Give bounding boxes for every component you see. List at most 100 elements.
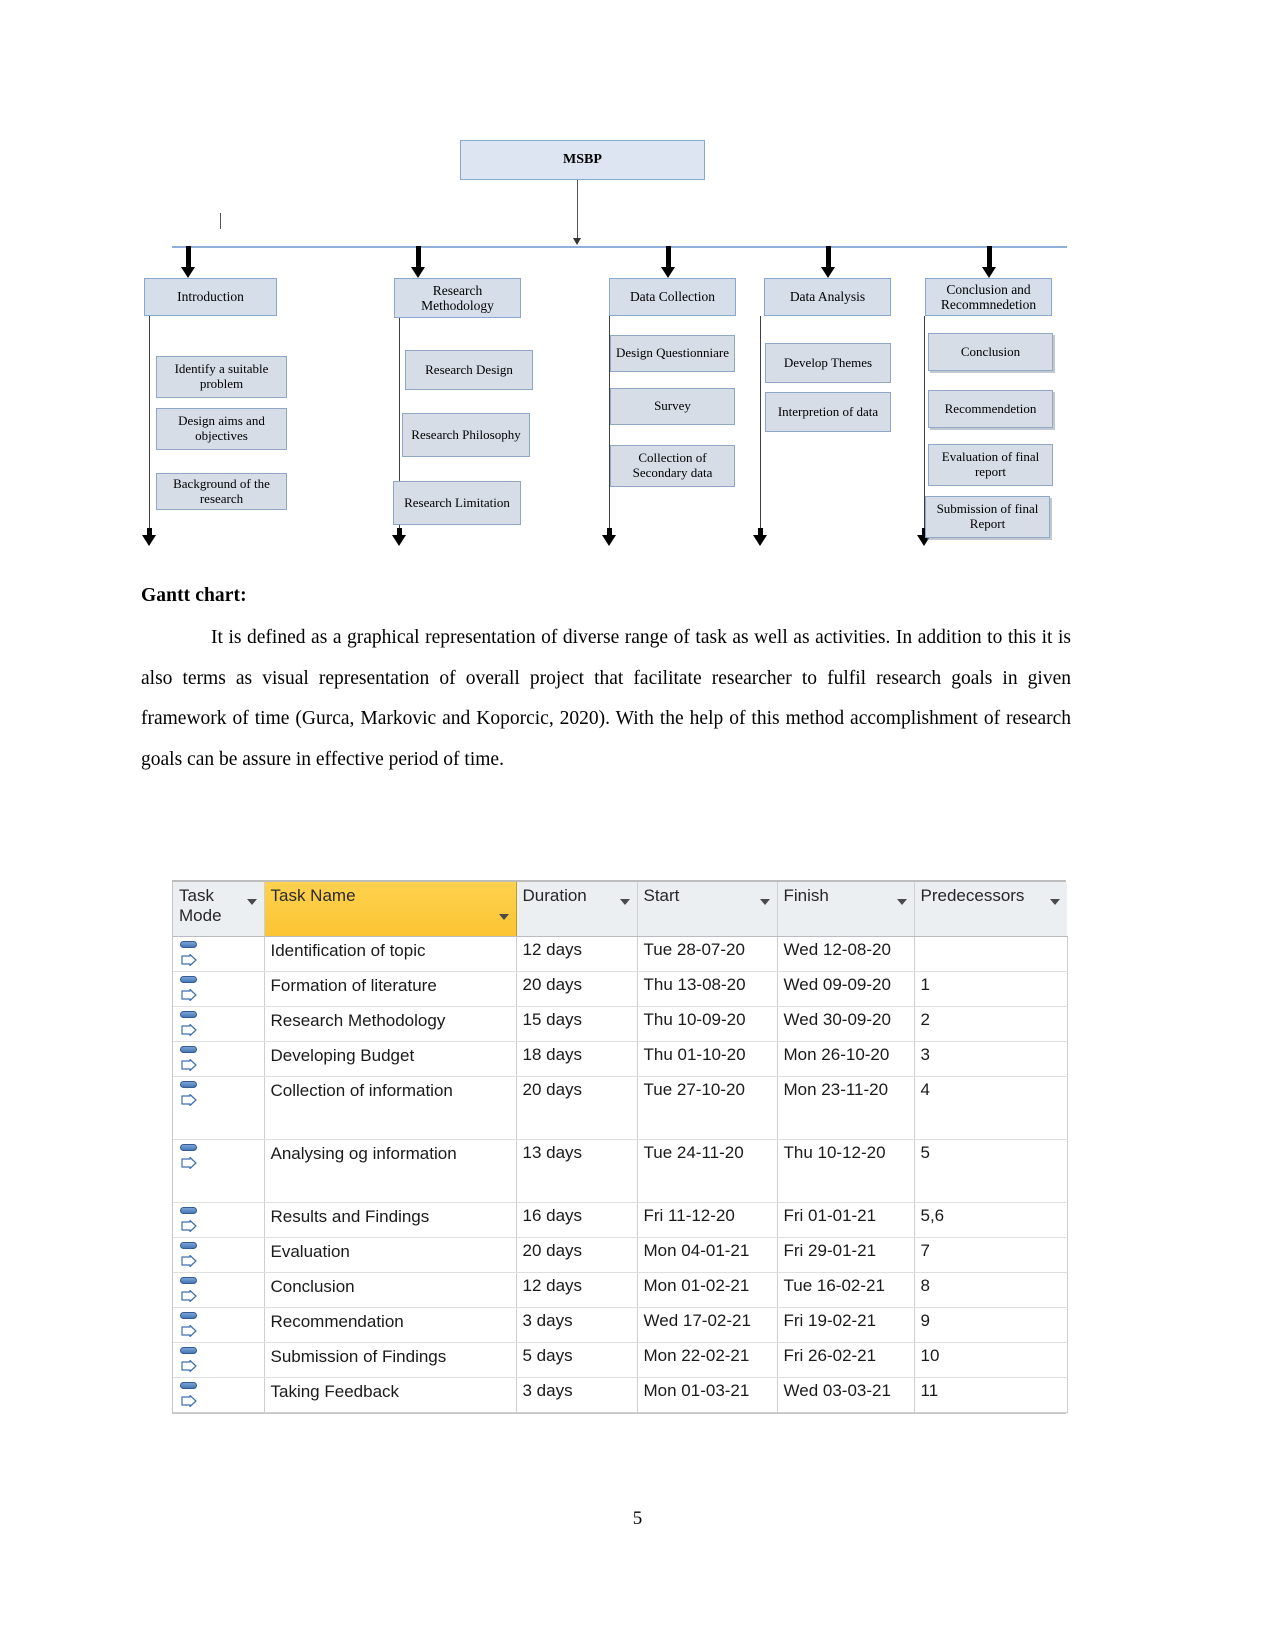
task-name-cell[interactable]: Identification of topic [264,936,517,972]
task-mode-cell[interactable] [173,1202,265,1238]
duration-cell[interactable]: 20 days [516,1237,638,1273]
task-name-cell[interactable]: Collection of information [264,1076,517,1140]
task-mode-cell[interactable] [173,1139,265,1203]
table-row[interactable]: Formation of literature 20 days Thu 13-08-… [173,971,1068,1007]
task-mode-cell[interactable] [173,1041,265,1077]
filter-dropdown-caret-icon[interactable] [896,899,907,905]
duration-cell[interactable]: 20 days [516,1076,638,1140]
table-row[interactable]: Conclusion 12 days Mon 01-02-21 Tue 16-02-2… [173,1272,1068,1308]
task-name-cell[interactable]: Taking Feedback [264,1377,517,1413]
duration-cell[interactable]: 20 days [516,971,638,1007]
filter-dropdown-caret-icon[interactable] [1050,899,1060,905]
task-mode-cell[interactable] [173,1342,265,1378]
column-header-finish[interactable]: Finish [777,882,915,937]
table-row[interactable]: Recommendation 3 days Wed 17-02-21 Fri 19-0… [173,1307,1068,1343]
task-mode-cell[interactable] [173,1272,265,1308]
table-row[interactable]: Collection of information 20 days Tue 27-1… [173,1076,1068,1140]
task-mode-cell[interactable] [173,1307,265,1343]
start-date-cell[interactable]: Mon 01-03-21 [637,1377,778,1413]
predecessors-cell[interactable] [914,936,1068,972]
task-name-cell[interactable]: Research Methodology [264,1006,517,1042]
task-mode-cell[interactable] [173,1377,265,1413]
table-row[interactable]: Identification of topic 12 days Tue 28-07-… [173,936,1068,972]
predecessors-cell[interactable]: 2 [914,1006,1068,1042]
start-date-cell[interactable]: Mon 22-02-21 [637,1342,778,1378]
finish-date-cell[interactable]: Fri 01-01-21 [777,1202,915,1238]
gantt-task-table[interactable]: Task Mode Task Name Duration Start Finis… [172,880,1068,1414]
task-name-cell[interactable]: Conclusion [264,1272,517,1308]
task-mode-cell[interactable] [173,971,265,1007]
finish-date-cell[interactable]: Fri 29-01-21 [777,1237,915,1273]
start-date-cell[interactable]: Thu 01-10-20 [637,1041,778,1077]
task-name-cell[interactable]: Results and Findings [264,1202,517,1238]
predecessors-cell[interactable]: 9 [914,1307,1068,1343]
task-mode-cell[interactable] [173,1237,265,1273]
table-row[interactable]: Research Methodology 15 days Thu 10-09-20 W… [173,1006,1068,1042]
predecessors-cell[interactable]: 11 [914,1377,1068,1413]
finish-date-cell[interactable]: Fri 19-02-21 [777,1307,915,1343]
duration-cell[interactable]: 16 days [516,1202,638,1238]
predecessors-cell[interactable]: 5,6 [914,1202,1068,1238]
filter-dropdown-caret-icon[interactable] [498,914,509,920]
column-header-task-name[interactable]: Task Name [263,882,517,937]
predecessors-cell[interactable]: 7 [914,1237,1068,1273]
filter-dropdown-caret-icon[interactable] [246,899,257,905]
start-date-cell[interactable]: Mon 01-02-21 [637,1272,778,1308]
finish-date-cell[interactable]: Tue 16-02-21 [777,1272,915,1308]
filter-dropdown-caret-icon[interactable] [619,899,630,905]
start-date-cell[interactable]: Mon 04-01-21 [637,1237,778,1273]
duration-cell[interactable]: 12 days [516,936,638,972]
branch-1-child-1-label: Identify a suitable problem [174,361,269,391]
start-date-cell[interactable]: Wed 17-02-21 [637,1307,778,1343]
task-name-cell[interactable]: Formation of literature [264,971,517,1007]
task-name-cell[interactable]: Analysing og information [264,1139,517,1203]
task-name-cell[interactable]: Submission of Findings [264,1342,517,1378]
predecessors-cell[interactable]: 8 [914,1272,1068,1308]
finish-date-cell[interactable]: Wed 30-09-20 [777,1006,915,1042]
finish-date-cell[interactable]: Mon 26-10-20 [777,1041,915,1077]
filter-dropdown-caret-icon[interactable] [759,899,770,905]
duration-cell[interactable]: 18 days [516,1041,638,1077]
column-header-predecessors[interactable]: Predecessors [914,882,1067,937]
table-row[interactable]: Submission of Findings 5 days Mon 22-02-21… [173,1342,1068,1378]
task-mode-cell[interactable] [173,1006,265,1042]
task-name-cell[interactable]: Recommendation [264,1307,517,1343]
predecessors-cell[interactable]: 3 [914,1041,1068,1077]
duration-cell[interactable]: 5 days [516,1342,638,1378]
finish-date-cell[interactable]: Thu 10-12-20 [777,1139,915,1203]
predecessors-cell[interactable]: 1 [914,971,1068,1007]
finish-date-cell[interactable]: Wed 03-03-21 [777,1377,915,1413]
column-header-start[interactable]: Start [637,882,778,937]
table-row[interactable]: Taking Feedback 3 days Mon 01-03-21 Wed 03-… [173,1377,1068,1413]
table-row[interactable]: Developing Budget 18 days Thu 01-10-20 Mon … [173,1041,1068,1077]
finish-date-cell[interactable]: Fri 26-02-21 [777,1342,915,1378]
root-connector-line [577,180,578,240]
finish-date-cell[interactable]: Mon 23-11-20 [777,1076,915,1140]
table-row[interactable]: Analysing og information 13 days Tue 24-11… [173,1139,1068,1203]
start-date-cell[interactable]: Thu 10-09-20 [637,1006,778,1042]
start-date-cell[interactable]: Tue 24-11-20 [637,1139,778,1203]
duration-cell[interactable]: 13 days [516,1139,638,1203]
predecessors-cell[interactable]: 5 [914,1139,1068,1203]
table-row[interactable]: Results and Findings 16 days Fri 11-12-20 F… [173,1202,1068,1238]
start-date-cell[interactable]: Fri 11-12-20 [637,1202,778,1238]
table-row[interactable]: Evaluation 20 days Mon 04-01-21 Fri 29-01-2… [173,1237,1068,1273]
duration-cell[interactable]: 3 days [516,1307,638,1343]
start-date-cell[interactable]: Tue 27-10-20 [637,1076,778,1140]
duration-cell[interactable]: 15 days [516,1006,638,1042]
start-date-cell[interactable]: Tue 28-07-20 [637,936,778,972]
task-mode-cell[interactable] [173,1076,265,1140]
task-mode-cell[interactable] [173,936,265,972]
duration-cell[interactable]: 12 days [516,1272,638,1308]
predecessors-cell[interactable]: 4 [914,1076,1068,1140]
branch-3-child-1: Design Questionniare [610,335,735,372]
task-name-cell[interactable]: Evaluation [264,1237,517,1273]
finish-date-cell[interactable]: Wed 09-09-20 [777,971,915,1007]
start-date-cell[interactable]: Thu 13-08-20 [637,971,778,1007]
finish-date-cell[interactable]: Wed 12-08-20 [777,936,915,972]
column-header-duration[interactable]: Duration [516,882,638,937]
predecessors-cell[interactable]: 10 [914,1342,1068,1378]
task-name-cell[interactable]: Developing Budget [264,1041,517,1077]
column-header-task-mode[interactable]: Task Mode [173,882,265,937]
duration-cell[interactable]: 3 days [516,1377,638,1413]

> _Your instructions_: Repeat all of the data above word for word, leaving out the pictures.

> _Solution for this problem_:
Give bounding boxes for every component you see. List at most 100 elements.
task-name-cell[interactable]: Identification of topic [264,936,517,972]
task-mode-cell[interactable] [173,1202,265,1238]
duration-cell[interactable]: 20 days [516,1237,638,1273]
task-name-cell[interactable]: Collection of information [264,1076,517,1140]
task-mode-cell[interactable] [173,1139,265,1203]
table-row[interactable]: Formation of literature 20 days Thu 13-08-… [173,971,1068,1007]
task-mode-cell[interactable] [173,1041,265,1077]
filter-dropdown-caret-icon[interactable] [896,899,907,905]
duration-cell[interactable]: 20 days [516,1076,638,1140]
table-row[interactable]: Conclusion 12 days Mon 01-02-21 Tue 16-02-2… [173,1272,1068,1308]
task-name-cell[interactable]: Taking Feedback [264,1377,517,1413]
duration-cell[interactable]: 20 days [516,971,638,1007]
filter-dropdown-caret-icon[interactable] [1050,899,1060,905]
task-mode-cell[interactable] [173,1342,265,1378]
column-header-finish[interactable]: Finish [777,882,915,937]
table-row[interactable]: Recommendation 3 days Wed 17-02-21 Fri 19-0… [173,1307,1068,1343]
task-mode-cell[interactable] [173,1272,265,1308]
table-row[interactable]: Collection of information 20 days Tue 27-1… [173,1076,1068,1140]
task-mode-cell[interactable] [173,1307,265,1343]
start-date-cell[interactable]: Mon 01-03-21 [637,1377,778,1413]
predecessors-cell[interactable] [914,936,1068,972]
task-name-cell[interactable]: Research Methodology [264,1006,517,1042]
task-mode-cell[interactable] [173,1377,265,1413]
table-row[interactable]: Identification of topic 12 days Tue 28-07-… [173,936,1068,972]
predecessors-cell[interactable]: 2 [914,1006,1068,1042]
start-date-cell[interactable]: Mon 22-02-21 [637,1342,778,1378]
finish-date-cell[interactable]: Fri 01-01-21 [777,1202,915,1238]
gantt-task-table[interactable]: Task Mode Task Name Duration Start Finis… [172,880,1068,1414]
task-name-cell[interactable]: Conclusion [264,1272,517,1308]
task-mode-cell[interactable] [173,971,265,1007]
finish-date-cell[interactable]: Fri 29-01-21 [777,1237,915,1273]
start-date-cell[interactable]: Thu 01-10-20 [637,1041,778,1077]
task-name-cell[interactable]: Results and Findings [264,1202,517,1238]
predecessors-cell[interactable]: 9 [914,1307,1068,1343]
task-mode-cell[interactable] [173,1237,265,1273]
table-row[interactable]: Research Methodology 15 days Thu 10-09-20 W… [173,1006,1068,1042]
predecessors-cell[interactable]: 11 [914,1377,1068,1413]
finish-date-cell[interactable]: Fri 19-02-21 [777,1307,915,1343]
duration-cell[interactable]: 16 days [516,1202,638,1238]
predecessors-cell[interactable]: 5,6 [914,1202,1068,1238]
filter-dropdown-caret-icon[interactable] [498,914,509,920]
column-header-task-name[interactable]: Task Name [263,882,517,937]
predecessors-cell[interactable]: 7 [914,1237,1068,1273]
filter-dropdown-caret-icon[interactable] [246,899,257,905]
start-date-cell[interactable]: Mon 01-02-21 [637,1272,778,1308]
finish-date-cell[interactable]: Tue 16-02-21 [777,1272,915,1308]
filter-dropdown-caret-icon[interactable] [619,899,630,905]
start-date-cell[interactable]: Mon 04-01-21 [637,1237,778,1273]
duration-cell[interactable]: 12 days [516,936,638,972]
branch-1-child-1-label: Identify a suitable problem [174,361,269,391]
start-date-cell[interactable]: Wed 17-02-21 [637,1307,778,1343]
task-name-cell[interactable]: Formation of literature [264,971,517,1007]
task-name-cell[interactable]: Analysing og information [264,1139,517,1203]
task-name-cell[interactable]: Submission of Findings [264,1342,517,1378]
predecessors-cell[interactable]: 8 [914,1272,1068,1308]
finish-date-cell[interactable]: Wed 30-09-20 [777,1006,915,1042]
finish-date-cell[interactable]: Mon 26-10-20 [777,1041,915,1077]
filter-dropdown-caret-icon[interactable] [759,899,770,905]
duration-cell[interactable]: 18 days [516,1041,638,1077]
column-header-predecessors[interactable]: Predecessors [914,882,1067,937]
table-row[interactable]: Submission of Findings 5 days Mon 22-02-21… [173,1342,1068,1378]
task-mode-cell[interactable] [173,1006,265,1042]
task-name-cell[interactable]: Recommendation [264,1307,517,1343]
predecessors-cell[interactable]: 3 [914,1041,1068,1077]
duration-cell[interactable]: 5 days [516,1342,638,1378]
finish-date-cell[interactable]: Thu 10-12-20 [777,1139,915,1203]
predecessors-cell[interactable]: 1 [914,971,1068,1007]
finish-date-cell[interactable]: Wed 03-03-21 [777,1377,915,1413]
column-header-start[interactable]: Start [637,882,778,937]
table-row[interactable]: Taking Feedback 3 days Mon 01-03-21 Wed 03-… [173,1377,1068,1413]
table-row[interactable]: Developing Budget 18 days Thu 01-10-20 Mon … [173,1041,1068,1077]
finish-date-cell[interactable]: Fri 26-02-21 [777,1342,915,1378]
root-connector-line [577,180,578,240]
finish-date-cell[interactable]: Mon 23-11-20 [777,1076,915,1140]
table-row[interactable]: Analysing og information 13 days Tue 24-11… [173,1139,1068,1203]
start-date-cell[interactable]: Thu 10-09-20 [637,1006,778,1042]
start-date-cell[interactable]: Tue 24-11-20 [637,1139,778,1203]
duration-cell[interactable]: 13 days [516,1139,638,1203]
predecessors-cell[interactable]: 5 [914,1139,1068,1203]
table-row[interactable]: Results and Findings 16 days Fri 11-12-20 F… [173,1202,1068,1238]
start-date-cell[interactable]: Fri 11-12-20 [637,1202,778,1238]
table-row[interactable]: Evaluation 20 days Mon 04-01-21 Fri 29-01-2… [173,1237,1068,1273]
duration-cell[interactable]: 3 days [516,1307,638,1343]
start-date-cell[interactable]: Tue 27-10-20 [637,1076,778,1140]
duration-cell[interactable]: 15 days [516,1006,638,1042]
start-date-cell[interactable]: Tue 28-07-20 [637,936,778,972]
task-mode-cell[interactable] [173,1076,265,1140]
task-mode-cell[interactable] [173,936,265,972]
duration-cell[interactable]: 12 days [516,1272,638,1308]
predecessors-cell[interactable]: 4 [914,1076,1068,1140]
branch-3-child-1: Design Questionniare [610,335,735,372]
task-name-cell[interactable]: Evaluation [264,1237,517,1273]
finish-date-cell[interactable]: Wed 09-09-20 [777,971,915,1007]
start-date-cell[interactable]: Thu 13-08-20 [637,971,778,1007]
finish-date-cell[interactable]: Wed 12-08-20 [777,936,915,972]
column-header-duration[interactable]: Duration [516,882,638,937]
predecessors-cell[interactable]: 10 [914,1342,1068,1378]
task-name-cell[interactable]: Developing Budget [264,1041,517,1077]
column-header-task-mode[interactable]: Task Mode [173,882,265,937]
duration-cell[interactable]: 3 days [516,1377,638,1413]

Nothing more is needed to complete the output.